In Northern California’s Humboldt County, voters decided by a 55-45 margin that corporations do not have the same rights — based on the supposed “personhood” of the combines — as citizens when it comes to participating in local political campaigns.

Until Tuesday in Humboldt County, corporations were able to claim citizenship rights, as they do elsewhere in the United States. In the context of electoral politics, corporations that were not headquartered in the county took advantage of the same rules that allowed individuals who are not residents to make campaign contributions in order to influence local campaigns.

But, with the passage of Measure T, an initiative referendum that was placed on the ballot by Humboldt County residents, voters have signaled that they want out-of-town corporations barred from meddling in local elections.

Measure T was backed by the county’s Green and Democratic parties, as well as labor unions and many elected officials in a region where politics are so progressive that the Greens — whose 2004 presidential candidate, David Cobb, is a resident of the county and a active promotor of the challenges to corporate power mounted by Democracy Unlimited of Humboldt County and the national Liberty Tree Foundation — are a major force in local politics.

The “Yes on T” campaign was rooted in regard for the American experiment, from its slogan “Vote Yes for Local Control of Our Democracy,” to the references to Tuesday’s election as a modern-day “Boston Tea Party,” to the quote from Thomas Jefferson that was highlighted in election materials: “I hope we shall crush in its birth the aristocracy of our monied corporations which dare already to challenge our government to a trial by strength, and bid defiance to the laws of our country.”

Just as Jefferson and his contemporaries were angered by dominance of the affairs of the American colonies by King George III and the British business combines that exploited the natural and human resources of what would become the United States — and wary of the machinations of those who would establish an American economic royalism — so Humboldt County residents were angered by the attempts of outside corporate interests to dominate local politics.

------------------------

◆ **Tasks to perform**
• A. Condense the paragraph of the Measure T passage that begins "Measure T was backed by" into a short bulleted list, keeping its main facts.
• B. List every backer of Measure T that the Measure T passage names.
• C. From the Measure T passage, extract the stretch from "In Northern California’s" through "in local elections.".
The data that follows has no connection to the Measure T passage.

------------------------

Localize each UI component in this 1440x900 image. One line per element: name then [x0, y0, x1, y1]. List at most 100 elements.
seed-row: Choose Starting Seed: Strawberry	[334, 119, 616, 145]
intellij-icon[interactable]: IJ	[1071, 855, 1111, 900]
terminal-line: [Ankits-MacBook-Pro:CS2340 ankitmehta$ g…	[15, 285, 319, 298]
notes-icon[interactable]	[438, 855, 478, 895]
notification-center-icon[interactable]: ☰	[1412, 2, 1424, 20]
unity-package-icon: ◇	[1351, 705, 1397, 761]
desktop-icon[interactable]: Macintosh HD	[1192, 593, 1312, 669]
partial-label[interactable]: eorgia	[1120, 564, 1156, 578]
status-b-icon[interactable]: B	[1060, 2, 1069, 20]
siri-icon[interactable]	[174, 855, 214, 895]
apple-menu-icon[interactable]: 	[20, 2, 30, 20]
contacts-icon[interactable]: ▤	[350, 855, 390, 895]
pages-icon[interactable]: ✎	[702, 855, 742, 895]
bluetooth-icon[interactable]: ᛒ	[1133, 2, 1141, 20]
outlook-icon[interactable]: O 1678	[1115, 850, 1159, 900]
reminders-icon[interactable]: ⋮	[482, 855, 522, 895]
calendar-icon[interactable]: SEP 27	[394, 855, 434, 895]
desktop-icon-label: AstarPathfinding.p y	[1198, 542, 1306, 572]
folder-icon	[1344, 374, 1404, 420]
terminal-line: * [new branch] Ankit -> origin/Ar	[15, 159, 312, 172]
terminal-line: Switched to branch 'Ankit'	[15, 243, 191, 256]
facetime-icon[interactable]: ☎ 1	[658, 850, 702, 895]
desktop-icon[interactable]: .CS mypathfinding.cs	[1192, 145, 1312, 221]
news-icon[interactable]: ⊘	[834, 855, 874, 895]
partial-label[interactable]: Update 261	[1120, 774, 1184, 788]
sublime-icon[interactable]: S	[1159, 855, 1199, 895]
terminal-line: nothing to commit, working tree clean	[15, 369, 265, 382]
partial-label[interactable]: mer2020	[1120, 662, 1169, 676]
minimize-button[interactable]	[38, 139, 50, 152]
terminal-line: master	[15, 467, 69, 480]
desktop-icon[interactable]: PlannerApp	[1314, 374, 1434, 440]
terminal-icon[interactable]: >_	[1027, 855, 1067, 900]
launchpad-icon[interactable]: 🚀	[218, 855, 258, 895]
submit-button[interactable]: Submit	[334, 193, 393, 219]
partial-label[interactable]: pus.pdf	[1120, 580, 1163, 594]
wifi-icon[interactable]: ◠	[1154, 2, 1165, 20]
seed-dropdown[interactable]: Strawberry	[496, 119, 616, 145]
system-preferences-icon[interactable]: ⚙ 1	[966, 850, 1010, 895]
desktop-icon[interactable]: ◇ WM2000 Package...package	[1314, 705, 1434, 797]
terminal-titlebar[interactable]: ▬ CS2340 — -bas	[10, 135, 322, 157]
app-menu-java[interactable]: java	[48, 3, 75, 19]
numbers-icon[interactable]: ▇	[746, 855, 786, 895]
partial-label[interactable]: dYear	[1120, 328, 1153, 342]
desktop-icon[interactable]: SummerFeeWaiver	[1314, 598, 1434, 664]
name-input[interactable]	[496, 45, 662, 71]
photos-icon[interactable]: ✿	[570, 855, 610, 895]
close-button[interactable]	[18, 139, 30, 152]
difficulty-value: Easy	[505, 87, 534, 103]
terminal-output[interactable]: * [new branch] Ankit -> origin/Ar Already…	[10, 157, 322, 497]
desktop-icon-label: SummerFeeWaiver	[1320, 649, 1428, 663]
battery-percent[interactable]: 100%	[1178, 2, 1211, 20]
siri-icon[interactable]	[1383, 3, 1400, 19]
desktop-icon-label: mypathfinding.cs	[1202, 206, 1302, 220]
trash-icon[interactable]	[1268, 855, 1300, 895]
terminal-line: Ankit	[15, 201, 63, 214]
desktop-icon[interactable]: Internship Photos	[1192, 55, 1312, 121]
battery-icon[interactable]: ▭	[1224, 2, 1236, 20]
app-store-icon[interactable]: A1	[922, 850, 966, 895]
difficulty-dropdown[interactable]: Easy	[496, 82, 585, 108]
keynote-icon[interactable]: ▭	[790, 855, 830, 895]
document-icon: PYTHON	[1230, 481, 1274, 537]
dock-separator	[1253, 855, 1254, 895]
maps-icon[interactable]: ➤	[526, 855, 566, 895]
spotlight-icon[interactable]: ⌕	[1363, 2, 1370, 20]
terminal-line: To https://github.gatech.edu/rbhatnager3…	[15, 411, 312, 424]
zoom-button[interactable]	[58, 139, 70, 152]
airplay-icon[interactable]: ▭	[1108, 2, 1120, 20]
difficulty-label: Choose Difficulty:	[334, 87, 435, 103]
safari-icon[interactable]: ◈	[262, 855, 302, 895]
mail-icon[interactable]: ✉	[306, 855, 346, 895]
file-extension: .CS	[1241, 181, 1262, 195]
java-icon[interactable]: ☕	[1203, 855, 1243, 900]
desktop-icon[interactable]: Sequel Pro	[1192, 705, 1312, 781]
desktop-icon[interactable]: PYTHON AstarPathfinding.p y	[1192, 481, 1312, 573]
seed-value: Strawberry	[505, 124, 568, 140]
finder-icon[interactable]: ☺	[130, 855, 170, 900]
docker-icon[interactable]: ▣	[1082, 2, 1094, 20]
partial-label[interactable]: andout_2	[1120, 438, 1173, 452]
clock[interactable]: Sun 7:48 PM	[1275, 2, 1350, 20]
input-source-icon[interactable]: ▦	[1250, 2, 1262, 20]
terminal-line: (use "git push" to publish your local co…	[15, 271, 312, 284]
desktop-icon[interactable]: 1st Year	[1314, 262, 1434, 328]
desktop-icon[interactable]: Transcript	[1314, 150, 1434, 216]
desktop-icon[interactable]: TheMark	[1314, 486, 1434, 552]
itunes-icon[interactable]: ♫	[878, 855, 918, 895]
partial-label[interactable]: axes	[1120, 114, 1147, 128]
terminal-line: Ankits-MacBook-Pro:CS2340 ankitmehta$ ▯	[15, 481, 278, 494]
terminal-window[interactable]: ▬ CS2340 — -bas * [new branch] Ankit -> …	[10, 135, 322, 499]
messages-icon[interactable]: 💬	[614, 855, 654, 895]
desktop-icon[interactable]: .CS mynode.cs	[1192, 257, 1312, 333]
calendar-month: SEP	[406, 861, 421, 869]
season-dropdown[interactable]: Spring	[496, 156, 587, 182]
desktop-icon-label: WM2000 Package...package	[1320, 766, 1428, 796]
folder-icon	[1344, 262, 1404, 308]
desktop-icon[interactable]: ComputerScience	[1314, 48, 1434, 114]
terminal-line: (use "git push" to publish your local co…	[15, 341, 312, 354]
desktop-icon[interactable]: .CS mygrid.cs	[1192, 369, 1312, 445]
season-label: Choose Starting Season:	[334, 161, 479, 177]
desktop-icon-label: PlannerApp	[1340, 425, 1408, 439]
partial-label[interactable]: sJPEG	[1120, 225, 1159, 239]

------------------------

◆ **Full answers**
• A.
- Measure T had the support of the county's Green and Democratic parties, labor unions and many elected officials.
- Local politics in the region are progressive enough that the Greens are a major force there.
- David Cobb, the Greens' 2004 presidential candidate, lives in the county.
- Cobb actively promotes the challenges to corporate power mounted by Democracy Unlimited of Humboldt County and the national Liberty Tree Foundation.

• B.
- The county's Green Party
- The county's Democratic Party
- Labor unions
- Many elected officials

• C.
In Northern California’s Humboldt County, voters decided by a 55-45 margin that corporations do not have the same rights — based on the supposed “personhood” of the combines — as citizens when it comes to participating in local political campaigns.

Until Tuesday in Humboldt County, corporations were able to claim citizenship rights, as they do elsewhere in the United States. In the context of electoral politics, corporations that were not headquartered in the county took advantage of the same rules that allowed individuals who are not residents to make campaign contributions in order to influence local campaigns.

But, with the passage of Measure T, an initiative referendum that was placed on the ballot by Humboldt County residents, voters have signaled that they want out-of-town corporations barred from meddling in local elections.